# Input data
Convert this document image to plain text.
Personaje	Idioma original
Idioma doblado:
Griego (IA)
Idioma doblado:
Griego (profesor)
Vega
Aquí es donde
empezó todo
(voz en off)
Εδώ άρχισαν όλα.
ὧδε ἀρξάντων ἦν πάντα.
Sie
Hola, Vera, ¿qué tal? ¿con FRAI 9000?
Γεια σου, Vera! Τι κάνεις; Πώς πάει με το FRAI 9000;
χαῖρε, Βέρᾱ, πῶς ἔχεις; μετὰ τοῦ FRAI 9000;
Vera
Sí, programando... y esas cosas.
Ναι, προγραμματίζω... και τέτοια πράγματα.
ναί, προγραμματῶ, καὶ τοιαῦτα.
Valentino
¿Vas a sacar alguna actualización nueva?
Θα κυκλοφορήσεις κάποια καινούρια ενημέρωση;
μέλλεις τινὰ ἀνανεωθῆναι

# Goal
Each record above should be restated word for word.

# Task solution
Convert this document image to plain text.
Personaje	Idioma original
Idioma doblado:
Griego (IA)
Idioma doblado:
Griego (profesor)
Vega
Aquí es donde
empezó todo
(voz en off)
Εδώ άρχισαν όλα.
ὧδε ἀρξάντων ἦν πάντα.
Sie
Hola, Vera, ¿qué tal? ¿con FRAI 9000?
Γεια σου, Vera! Τι κάνεις; Πώς πάει με το FRAI 9000;
χαῖρε, Βέρᾱ, πῶς ἔχεις; μετὰ τοῦ FRAI 9000;
Vera
Sí, programando... y esas cosas.
Ναι, προγραμματίζω... και τέτοια πράγματα.
ναί, προγραμματῶ, καὶ τοιαῦτα.
Valentino
¿Vas a sacar alguna actualización nueva?
Θα κυκλοφορήσεις κάποια καινούρια ενημέρωση;
μέλλεις τινὰ ἀνανεωθῆναι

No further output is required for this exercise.